**Task to complete:**
Find each line containing the string "screenshot". Copy it.

**Data for this exercise:**
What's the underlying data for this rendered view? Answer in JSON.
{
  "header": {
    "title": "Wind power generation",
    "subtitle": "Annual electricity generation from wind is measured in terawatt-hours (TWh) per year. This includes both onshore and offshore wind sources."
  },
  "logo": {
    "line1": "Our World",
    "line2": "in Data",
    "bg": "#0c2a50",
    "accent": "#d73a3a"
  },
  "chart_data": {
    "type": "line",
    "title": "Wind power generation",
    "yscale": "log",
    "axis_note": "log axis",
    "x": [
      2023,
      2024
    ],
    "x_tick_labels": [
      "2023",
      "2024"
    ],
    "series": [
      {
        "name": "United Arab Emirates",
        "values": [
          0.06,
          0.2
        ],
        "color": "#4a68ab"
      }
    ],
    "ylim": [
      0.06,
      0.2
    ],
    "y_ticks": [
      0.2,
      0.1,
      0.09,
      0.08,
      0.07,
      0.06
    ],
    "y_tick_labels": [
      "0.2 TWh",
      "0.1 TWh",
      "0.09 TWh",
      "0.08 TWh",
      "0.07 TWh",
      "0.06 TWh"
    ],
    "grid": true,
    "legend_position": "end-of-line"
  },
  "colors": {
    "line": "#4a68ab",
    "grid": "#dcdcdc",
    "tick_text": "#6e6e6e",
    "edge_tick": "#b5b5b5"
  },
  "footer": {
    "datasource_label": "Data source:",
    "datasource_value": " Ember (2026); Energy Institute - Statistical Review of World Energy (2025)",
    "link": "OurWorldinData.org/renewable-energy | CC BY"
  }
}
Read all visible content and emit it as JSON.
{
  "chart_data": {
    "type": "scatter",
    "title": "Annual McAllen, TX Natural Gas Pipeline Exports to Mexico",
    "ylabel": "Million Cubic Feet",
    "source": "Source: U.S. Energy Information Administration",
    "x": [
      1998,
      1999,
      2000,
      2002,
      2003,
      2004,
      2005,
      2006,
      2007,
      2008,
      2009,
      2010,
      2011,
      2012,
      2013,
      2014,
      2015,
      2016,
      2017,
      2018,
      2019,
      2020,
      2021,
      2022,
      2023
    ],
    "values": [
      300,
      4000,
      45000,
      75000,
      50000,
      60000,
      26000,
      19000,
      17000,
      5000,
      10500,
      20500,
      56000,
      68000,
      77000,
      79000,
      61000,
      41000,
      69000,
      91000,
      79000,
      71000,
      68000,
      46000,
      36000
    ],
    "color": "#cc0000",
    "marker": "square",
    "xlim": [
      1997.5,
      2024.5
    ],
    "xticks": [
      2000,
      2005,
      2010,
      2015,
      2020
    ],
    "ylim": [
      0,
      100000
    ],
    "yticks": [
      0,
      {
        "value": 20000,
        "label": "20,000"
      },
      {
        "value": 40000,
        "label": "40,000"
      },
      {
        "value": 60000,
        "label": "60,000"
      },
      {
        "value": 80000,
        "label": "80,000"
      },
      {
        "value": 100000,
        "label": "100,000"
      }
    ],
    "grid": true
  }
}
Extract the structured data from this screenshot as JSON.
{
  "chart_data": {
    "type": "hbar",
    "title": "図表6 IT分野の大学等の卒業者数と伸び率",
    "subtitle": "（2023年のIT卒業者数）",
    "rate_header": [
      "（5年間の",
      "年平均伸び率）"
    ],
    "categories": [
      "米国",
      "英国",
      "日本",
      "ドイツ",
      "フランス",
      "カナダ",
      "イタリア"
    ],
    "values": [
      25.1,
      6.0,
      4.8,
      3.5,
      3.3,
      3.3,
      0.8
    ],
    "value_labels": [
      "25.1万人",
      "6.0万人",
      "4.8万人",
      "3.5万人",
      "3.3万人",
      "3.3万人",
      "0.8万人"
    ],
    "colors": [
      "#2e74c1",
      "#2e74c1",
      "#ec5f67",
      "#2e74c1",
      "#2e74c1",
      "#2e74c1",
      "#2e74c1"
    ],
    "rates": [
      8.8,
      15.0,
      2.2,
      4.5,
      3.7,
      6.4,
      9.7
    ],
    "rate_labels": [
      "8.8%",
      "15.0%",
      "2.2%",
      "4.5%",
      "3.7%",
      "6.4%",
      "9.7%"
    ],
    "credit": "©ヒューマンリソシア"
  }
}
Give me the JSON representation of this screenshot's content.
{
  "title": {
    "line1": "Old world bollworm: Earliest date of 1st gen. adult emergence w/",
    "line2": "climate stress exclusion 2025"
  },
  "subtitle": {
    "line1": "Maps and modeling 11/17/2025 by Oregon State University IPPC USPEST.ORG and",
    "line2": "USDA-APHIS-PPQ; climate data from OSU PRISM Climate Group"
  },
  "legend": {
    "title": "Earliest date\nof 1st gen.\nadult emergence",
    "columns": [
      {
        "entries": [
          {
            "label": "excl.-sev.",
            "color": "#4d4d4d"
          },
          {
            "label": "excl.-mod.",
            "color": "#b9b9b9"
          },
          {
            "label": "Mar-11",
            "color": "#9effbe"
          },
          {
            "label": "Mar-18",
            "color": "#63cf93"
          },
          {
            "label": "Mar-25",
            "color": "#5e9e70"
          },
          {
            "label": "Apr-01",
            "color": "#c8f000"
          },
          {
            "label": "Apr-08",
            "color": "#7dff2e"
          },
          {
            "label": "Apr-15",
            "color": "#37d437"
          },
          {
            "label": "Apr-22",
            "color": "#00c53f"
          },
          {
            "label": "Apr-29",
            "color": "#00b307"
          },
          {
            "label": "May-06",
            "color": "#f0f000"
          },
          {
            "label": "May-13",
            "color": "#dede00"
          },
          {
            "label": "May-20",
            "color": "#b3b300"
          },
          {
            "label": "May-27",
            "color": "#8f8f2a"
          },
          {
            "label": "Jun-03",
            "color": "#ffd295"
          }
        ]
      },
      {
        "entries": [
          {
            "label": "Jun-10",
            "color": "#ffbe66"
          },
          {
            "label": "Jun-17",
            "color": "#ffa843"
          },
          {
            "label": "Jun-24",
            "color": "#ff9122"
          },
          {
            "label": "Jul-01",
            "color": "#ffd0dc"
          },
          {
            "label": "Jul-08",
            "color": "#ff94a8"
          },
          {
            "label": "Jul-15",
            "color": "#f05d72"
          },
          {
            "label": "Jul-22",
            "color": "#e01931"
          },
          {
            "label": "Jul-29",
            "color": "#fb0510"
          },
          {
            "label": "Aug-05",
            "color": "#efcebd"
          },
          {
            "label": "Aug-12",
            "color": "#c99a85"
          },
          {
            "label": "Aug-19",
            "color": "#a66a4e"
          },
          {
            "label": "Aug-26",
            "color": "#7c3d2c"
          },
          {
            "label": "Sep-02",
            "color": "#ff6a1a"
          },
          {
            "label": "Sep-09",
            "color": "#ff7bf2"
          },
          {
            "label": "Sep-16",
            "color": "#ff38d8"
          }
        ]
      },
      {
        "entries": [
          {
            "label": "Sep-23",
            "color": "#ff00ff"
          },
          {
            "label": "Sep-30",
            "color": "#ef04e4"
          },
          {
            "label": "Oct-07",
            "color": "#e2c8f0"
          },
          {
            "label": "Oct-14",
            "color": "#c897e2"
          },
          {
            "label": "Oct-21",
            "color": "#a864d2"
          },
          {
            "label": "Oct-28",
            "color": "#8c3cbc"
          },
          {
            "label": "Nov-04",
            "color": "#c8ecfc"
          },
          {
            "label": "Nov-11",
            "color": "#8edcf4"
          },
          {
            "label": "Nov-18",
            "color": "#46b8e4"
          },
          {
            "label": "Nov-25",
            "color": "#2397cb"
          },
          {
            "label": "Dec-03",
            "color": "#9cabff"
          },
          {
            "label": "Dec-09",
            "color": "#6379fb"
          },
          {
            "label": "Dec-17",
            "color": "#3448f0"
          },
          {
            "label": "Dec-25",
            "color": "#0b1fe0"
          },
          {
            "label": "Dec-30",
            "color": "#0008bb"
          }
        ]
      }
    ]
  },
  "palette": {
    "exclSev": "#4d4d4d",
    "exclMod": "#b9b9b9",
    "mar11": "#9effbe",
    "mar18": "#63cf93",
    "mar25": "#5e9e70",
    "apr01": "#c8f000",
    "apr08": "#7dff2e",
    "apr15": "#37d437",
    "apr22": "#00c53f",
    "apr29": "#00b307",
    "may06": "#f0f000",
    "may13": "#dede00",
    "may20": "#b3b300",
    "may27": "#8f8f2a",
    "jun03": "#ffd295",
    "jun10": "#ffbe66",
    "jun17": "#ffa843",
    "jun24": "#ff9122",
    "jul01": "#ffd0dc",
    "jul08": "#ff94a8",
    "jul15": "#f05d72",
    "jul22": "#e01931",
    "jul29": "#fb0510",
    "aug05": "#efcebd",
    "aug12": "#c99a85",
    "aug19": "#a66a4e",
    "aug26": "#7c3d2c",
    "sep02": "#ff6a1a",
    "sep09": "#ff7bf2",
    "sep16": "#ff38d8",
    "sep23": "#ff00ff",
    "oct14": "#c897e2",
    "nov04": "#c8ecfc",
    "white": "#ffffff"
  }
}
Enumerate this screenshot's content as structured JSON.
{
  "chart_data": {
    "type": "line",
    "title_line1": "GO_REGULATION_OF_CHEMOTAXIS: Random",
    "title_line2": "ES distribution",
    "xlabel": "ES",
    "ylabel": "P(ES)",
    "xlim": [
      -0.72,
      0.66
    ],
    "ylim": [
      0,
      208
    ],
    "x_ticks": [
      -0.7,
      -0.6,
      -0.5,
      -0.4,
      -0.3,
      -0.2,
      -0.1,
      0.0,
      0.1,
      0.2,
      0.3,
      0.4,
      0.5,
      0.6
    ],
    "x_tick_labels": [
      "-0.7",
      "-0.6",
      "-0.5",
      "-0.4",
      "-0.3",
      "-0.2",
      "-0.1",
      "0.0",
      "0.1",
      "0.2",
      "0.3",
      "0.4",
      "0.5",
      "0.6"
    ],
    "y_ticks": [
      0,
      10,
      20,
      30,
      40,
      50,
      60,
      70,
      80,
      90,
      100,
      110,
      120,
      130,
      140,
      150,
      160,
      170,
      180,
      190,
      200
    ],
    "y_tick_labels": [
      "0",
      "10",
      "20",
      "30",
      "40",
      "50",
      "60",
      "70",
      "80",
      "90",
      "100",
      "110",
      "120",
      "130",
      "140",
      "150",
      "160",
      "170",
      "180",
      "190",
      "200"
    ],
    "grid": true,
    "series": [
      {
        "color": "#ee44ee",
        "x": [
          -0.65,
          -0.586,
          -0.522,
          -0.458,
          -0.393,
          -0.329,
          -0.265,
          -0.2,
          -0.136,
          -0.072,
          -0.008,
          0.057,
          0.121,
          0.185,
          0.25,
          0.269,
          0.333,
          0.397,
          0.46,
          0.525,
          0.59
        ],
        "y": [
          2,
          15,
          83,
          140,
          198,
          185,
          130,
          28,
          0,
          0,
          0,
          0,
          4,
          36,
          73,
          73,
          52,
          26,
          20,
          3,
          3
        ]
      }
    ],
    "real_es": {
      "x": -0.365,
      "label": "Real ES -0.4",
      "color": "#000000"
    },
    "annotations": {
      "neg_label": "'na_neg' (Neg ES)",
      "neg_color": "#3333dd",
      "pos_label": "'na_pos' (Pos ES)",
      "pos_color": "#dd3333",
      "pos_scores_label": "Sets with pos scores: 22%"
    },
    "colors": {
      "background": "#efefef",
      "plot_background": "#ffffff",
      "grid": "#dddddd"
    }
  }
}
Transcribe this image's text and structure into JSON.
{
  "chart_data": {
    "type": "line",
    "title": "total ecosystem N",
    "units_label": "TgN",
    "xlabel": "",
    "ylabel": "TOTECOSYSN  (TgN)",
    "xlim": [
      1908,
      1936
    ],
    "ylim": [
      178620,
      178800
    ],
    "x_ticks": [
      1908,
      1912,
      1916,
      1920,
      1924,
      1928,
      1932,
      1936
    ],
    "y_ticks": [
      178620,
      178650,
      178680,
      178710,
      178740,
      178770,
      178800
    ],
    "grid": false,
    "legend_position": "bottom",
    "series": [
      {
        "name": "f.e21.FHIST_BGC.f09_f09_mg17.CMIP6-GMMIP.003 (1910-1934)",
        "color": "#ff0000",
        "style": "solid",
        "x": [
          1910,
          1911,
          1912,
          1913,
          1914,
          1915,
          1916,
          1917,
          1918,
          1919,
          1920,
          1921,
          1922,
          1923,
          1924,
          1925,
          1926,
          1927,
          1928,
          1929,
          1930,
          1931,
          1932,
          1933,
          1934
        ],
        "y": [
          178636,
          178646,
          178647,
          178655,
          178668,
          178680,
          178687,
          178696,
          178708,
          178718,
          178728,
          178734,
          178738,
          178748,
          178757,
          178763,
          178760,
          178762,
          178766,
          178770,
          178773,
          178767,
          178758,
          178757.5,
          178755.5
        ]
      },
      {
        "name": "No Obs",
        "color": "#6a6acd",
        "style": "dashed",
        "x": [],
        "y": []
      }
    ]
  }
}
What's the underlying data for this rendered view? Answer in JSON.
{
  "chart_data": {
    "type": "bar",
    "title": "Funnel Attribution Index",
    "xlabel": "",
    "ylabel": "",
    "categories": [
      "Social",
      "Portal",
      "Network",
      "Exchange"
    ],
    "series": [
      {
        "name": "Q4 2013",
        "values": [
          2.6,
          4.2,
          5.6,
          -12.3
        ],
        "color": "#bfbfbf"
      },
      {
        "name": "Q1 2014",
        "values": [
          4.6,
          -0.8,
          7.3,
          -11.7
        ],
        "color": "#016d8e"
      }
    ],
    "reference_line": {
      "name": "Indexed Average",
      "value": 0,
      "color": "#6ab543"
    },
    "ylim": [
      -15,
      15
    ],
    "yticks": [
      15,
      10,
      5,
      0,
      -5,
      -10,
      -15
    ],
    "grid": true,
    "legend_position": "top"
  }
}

**Solution for this exercise:**
Extract the structured data from this screenshot as JSON.
Give me the JSON representation of this screenshot's content.
Enumerate this screenshot's content as structured JSON.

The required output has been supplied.